Data items:
--------

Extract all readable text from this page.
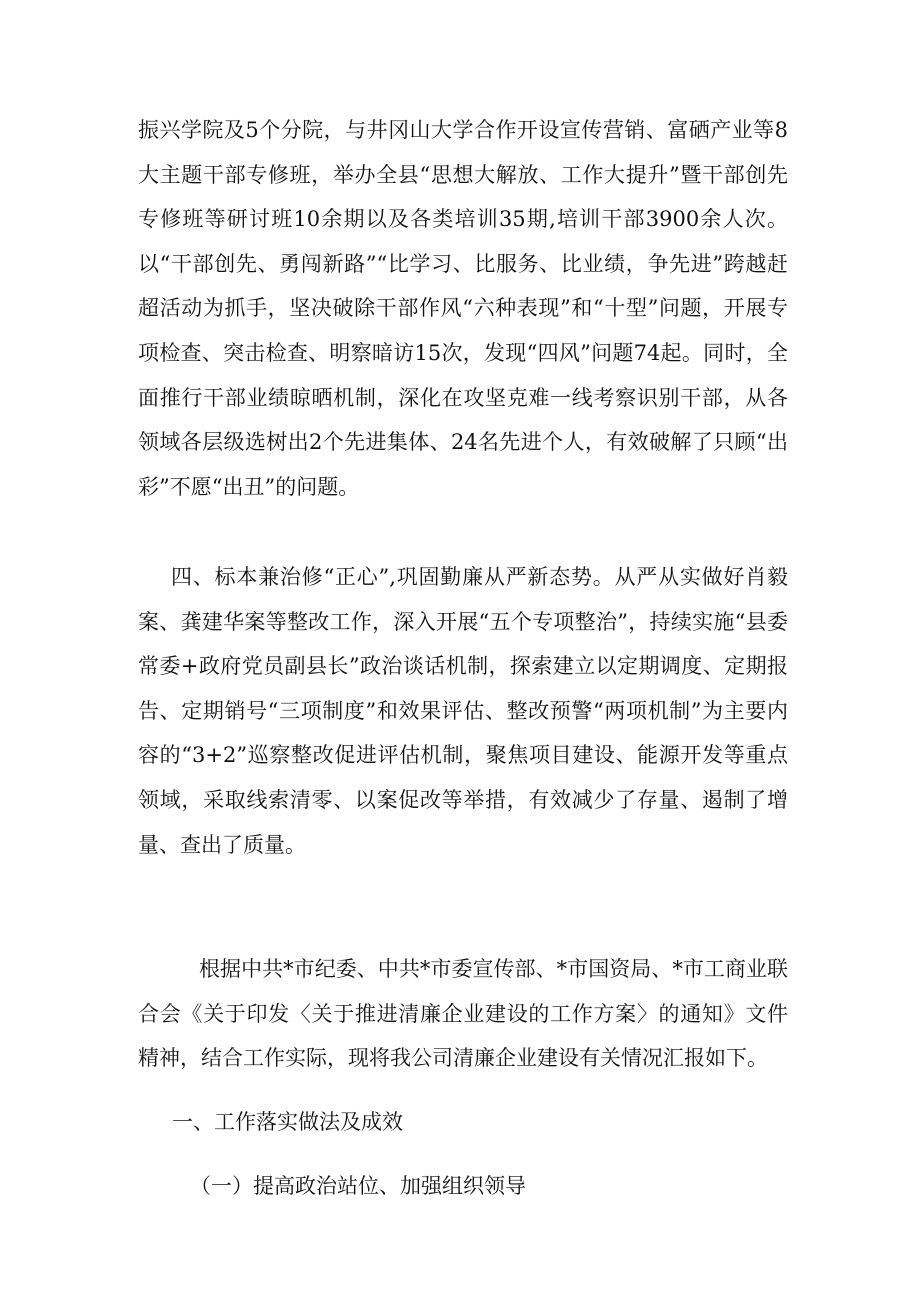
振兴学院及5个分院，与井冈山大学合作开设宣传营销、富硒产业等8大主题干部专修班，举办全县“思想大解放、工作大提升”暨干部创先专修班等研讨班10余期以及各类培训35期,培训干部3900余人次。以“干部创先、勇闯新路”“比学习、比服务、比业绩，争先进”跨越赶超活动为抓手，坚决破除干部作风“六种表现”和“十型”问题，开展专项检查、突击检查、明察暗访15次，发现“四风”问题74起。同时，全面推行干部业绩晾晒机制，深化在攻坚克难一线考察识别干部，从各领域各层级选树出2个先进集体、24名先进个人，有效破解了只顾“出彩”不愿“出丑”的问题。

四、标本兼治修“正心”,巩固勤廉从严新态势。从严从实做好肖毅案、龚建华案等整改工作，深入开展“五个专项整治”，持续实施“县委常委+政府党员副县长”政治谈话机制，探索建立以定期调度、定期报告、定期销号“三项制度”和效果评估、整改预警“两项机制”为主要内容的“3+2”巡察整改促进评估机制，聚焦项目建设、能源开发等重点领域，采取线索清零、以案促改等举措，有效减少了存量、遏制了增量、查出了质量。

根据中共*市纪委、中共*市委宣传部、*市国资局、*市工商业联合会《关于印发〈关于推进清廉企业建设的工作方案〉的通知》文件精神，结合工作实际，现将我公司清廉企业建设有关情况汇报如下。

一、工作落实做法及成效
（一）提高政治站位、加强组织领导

--------

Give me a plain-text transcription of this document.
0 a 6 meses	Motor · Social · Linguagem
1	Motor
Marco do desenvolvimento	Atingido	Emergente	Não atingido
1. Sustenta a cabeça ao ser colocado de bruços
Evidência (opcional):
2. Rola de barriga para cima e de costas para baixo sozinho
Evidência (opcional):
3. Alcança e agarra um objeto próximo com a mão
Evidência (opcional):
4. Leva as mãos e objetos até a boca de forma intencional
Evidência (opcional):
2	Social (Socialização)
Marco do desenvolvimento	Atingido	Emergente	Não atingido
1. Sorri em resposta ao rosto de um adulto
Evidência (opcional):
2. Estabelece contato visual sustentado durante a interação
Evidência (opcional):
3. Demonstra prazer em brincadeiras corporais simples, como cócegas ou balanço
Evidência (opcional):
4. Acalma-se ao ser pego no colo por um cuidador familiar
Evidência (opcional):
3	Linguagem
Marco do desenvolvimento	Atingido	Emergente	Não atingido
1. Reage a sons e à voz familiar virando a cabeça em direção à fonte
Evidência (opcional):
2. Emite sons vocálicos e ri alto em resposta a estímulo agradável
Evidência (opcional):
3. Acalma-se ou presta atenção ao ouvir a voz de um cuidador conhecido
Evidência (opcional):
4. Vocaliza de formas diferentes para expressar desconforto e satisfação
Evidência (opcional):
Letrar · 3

--------

Your task: Answer with one number only: how many lines above contain the word "para".

Result for this exercise: 2